Prompt —
Exactly as written, transcribe the lines that run from the one containing "Serialize everything readable" to the end of the records below.

[Source data]
■ ■ ■ ■ ■ ■ ■
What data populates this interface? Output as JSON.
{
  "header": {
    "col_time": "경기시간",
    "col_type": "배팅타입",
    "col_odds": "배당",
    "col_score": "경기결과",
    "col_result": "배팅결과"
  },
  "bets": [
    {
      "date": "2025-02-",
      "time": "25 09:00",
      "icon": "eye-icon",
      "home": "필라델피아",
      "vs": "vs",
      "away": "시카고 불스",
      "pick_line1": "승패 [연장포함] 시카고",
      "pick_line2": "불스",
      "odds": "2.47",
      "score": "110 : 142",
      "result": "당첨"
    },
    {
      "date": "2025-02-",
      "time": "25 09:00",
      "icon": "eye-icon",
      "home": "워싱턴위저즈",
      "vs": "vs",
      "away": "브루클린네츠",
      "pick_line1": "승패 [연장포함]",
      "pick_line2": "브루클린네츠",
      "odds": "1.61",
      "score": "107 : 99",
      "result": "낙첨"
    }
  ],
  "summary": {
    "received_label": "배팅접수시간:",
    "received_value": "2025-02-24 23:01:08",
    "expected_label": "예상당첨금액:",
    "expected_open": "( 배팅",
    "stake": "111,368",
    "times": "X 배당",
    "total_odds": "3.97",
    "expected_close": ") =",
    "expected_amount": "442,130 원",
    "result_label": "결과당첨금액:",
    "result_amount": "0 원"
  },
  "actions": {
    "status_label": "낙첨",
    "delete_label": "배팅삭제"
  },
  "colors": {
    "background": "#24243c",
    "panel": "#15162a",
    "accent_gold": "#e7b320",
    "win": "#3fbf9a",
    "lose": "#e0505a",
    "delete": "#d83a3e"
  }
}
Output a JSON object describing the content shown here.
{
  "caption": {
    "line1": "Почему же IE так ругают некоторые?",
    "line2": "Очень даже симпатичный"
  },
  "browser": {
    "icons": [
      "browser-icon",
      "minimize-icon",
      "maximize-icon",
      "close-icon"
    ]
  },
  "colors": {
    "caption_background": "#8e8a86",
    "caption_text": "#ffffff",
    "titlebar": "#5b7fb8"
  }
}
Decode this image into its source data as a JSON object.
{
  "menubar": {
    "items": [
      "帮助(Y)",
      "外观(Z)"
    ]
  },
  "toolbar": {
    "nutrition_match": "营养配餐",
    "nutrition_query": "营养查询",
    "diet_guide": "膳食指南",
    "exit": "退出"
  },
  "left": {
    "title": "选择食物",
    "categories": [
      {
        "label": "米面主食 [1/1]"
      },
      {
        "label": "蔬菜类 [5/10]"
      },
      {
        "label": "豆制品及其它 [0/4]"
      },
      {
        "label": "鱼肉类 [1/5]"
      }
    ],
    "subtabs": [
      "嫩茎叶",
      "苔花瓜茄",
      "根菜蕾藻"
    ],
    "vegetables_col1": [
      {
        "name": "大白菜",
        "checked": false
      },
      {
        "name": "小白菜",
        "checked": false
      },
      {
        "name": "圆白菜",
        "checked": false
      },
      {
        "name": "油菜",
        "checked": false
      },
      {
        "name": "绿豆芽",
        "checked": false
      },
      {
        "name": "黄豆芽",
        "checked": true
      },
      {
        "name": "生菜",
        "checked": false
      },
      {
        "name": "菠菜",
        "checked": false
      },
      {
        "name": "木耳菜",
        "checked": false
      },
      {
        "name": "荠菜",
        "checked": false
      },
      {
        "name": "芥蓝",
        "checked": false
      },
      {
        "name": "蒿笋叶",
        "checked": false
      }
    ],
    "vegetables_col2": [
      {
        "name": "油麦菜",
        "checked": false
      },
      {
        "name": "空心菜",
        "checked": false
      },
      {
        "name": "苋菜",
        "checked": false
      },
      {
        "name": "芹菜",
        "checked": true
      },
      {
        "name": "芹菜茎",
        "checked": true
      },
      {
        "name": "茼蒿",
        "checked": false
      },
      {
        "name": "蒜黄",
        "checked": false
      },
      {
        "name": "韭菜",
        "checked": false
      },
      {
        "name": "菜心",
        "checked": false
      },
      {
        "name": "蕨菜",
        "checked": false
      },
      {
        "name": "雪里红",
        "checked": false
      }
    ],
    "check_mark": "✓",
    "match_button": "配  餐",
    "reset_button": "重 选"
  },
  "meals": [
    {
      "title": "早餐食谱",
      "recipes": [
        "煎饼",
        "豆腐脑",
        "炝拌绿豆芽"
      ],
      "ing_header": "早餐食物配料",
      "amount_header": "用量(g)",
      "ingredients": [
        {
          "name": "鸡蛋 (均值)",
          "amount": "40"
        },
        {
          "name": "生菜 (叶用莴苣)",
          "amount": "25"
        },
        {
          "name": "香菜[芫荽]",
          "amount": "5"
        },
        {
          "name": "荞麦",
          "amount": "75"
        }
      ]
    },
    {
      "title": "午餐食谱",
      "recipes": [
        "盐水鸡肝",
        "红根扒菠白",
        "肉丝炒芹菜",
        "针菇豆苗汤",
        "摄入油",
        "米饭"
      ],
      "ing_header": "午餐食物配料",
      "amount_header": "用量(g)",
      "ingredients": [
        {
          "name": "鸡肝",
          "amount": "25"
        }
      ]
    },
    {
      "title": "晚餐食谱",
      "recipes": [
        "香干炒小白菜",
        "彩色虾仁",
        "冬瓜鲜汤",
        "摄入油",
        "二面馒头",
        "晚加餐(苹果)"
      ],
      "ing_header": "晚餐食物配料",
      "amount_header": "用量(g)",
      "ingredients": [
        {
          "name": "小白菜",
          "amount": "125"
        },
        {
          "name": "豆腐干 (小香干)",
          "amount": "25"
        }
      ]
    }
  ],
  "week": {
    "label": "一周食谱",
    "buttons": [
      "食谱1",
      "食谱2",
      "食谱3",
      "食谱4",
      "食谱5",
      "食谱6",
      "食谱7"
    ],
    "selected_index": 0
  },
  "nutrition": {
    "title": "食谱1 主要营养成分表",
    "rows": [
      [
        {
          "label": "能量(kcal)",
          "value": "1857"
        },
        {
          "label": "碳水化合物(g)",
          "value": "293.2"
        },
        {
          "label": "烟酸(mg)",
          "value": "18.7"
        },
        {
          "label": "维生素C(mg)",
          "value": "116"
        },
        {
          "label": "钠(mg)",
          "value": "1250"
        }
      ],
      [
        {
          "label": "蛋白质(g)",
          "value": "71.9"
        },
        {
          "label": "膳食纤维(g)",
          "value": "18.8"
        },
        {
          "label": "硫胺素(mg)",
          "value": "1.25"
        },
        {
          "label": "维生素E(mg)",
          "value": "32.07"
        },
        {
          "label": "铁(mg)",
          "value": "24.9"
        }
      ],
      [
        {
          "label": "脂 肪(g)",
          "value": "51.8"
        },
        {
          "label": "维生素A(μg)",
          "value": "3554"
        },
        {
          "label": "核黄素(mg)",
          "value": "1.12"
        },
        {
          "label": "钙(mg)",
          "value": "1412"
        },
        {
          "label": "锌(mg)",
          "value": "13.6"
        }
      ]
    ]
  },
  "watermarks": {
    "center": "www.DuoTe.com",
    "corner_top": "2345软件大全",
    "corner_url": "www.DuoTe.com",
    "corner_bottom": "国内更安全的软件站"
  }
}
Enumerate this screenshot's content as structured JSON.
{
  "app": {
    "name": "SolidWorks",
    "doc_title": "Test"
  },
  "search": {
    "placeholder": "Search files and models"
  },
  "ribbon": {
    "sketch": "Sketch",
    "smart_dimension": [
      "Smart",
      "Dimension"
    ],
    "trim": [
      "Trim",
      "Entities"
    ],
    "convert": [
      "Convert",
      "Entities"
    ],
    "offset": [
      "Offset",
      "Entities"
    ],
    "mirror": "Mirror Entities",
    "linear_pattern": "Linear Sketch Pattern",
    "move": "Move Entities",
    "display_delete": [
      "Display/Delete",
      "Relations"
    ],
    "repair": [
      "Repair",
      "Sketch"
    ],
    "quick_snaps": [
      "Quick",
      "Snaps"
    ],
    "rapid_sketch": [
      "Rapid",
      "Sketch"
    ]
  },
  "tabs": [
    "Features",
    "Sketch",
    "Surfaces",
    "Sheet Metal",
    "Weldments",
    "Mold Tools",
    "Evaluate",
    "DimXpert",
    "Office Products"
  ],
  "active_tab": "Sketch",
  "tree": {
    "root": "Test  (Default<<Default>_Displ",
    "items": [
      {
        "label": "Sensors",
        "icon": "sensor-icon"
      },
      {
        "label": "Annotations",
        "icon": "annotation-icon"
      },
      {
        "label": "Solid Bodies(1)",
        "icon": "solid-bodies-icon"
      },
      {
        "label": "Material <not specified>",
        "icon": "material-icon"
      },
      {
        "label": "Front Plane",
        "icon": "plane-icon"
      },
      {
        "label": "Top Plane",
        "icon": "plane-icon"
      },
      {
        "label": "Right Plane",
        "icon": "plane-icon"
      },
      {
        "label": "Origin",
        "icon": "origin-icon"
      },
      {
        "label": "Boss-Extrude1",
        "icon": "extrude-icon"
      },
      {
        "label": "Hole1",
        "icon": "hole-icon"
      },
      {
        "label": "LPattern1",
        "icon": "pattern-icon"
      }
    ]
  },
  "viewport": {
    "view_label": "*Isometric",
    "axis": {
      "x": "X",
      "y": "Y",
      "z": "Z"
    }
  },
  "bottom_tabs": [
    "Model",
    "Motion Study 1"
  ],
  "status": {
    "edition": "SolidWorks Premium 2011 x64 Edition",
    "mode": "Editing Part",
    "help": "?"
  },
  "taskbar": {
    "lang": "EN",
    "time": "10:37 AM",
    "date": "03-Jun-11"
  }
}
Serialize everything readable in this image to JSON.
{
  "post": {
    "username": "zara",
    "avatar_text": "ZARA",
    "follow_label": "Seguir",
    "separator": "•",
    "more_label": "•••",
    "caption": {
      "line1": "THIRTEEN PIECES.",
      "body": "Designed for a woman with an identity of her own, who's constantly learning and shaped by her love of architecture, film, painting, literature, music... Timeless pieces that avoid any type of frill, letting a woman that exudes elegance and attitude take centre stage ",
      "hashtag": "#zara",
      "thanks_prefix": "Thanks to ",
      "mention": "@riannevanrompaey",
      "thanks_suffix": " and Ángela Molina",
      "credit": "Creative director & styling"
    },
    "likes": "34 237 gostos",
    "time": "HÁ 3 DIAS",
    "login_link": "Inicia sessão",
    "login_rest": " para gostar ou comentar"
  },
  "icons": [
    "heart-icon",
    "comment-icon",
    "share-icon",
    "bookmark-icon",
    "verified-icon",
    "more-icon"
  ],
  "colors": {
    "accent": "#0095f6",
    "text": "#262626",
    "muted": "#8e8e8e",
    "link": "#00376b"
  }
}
■ ■ ■ ■ ■ ■ ■
Result of the task —
Serialize everything readable in this image to JSON.
{
  "post": {
    "username": "zara",
    "avatar_text": "ZARA",
    "follow_label": "Seguir",
    "separator": "•",
    "more_label": "•••",
    "caption": {
      "line1": "THIRTEEN PIECES.",
      "body": "Designed for a woman with an identity of her own, who's constantly learning and shaped by her love of architecture, film, painting, literature, music... Timeless pieces that avoid any type of frill, letting a woman that exudes elegance and attitude take centre stage ",
      "hashtag": "#zara",
      "thanks_prefix": "Thanks to ",
      "mention": "@riannevanrompaey",
      "thanks_suffix": " and Ángela Molina",
      "credit": "Creative director & styling"
    },
    "likes": "34 237 gostos",
    "time": "HÁ 3 DIAS",
    "login_link": "Inicia sessão",
    "login_rest": " para gostar ou comentar"
  },
  "icons": [
    "heart-icon",
    "comment-icon",
    "share-icon",
    "bookmark-icon",
    "verified-icon",
    "more-icon"
  ],
  "colors": {
    "accent": "#0095f6",
    "text": "#262626",
    "muted": "#8e8e8e",
    "link": "#00376b"
  }
}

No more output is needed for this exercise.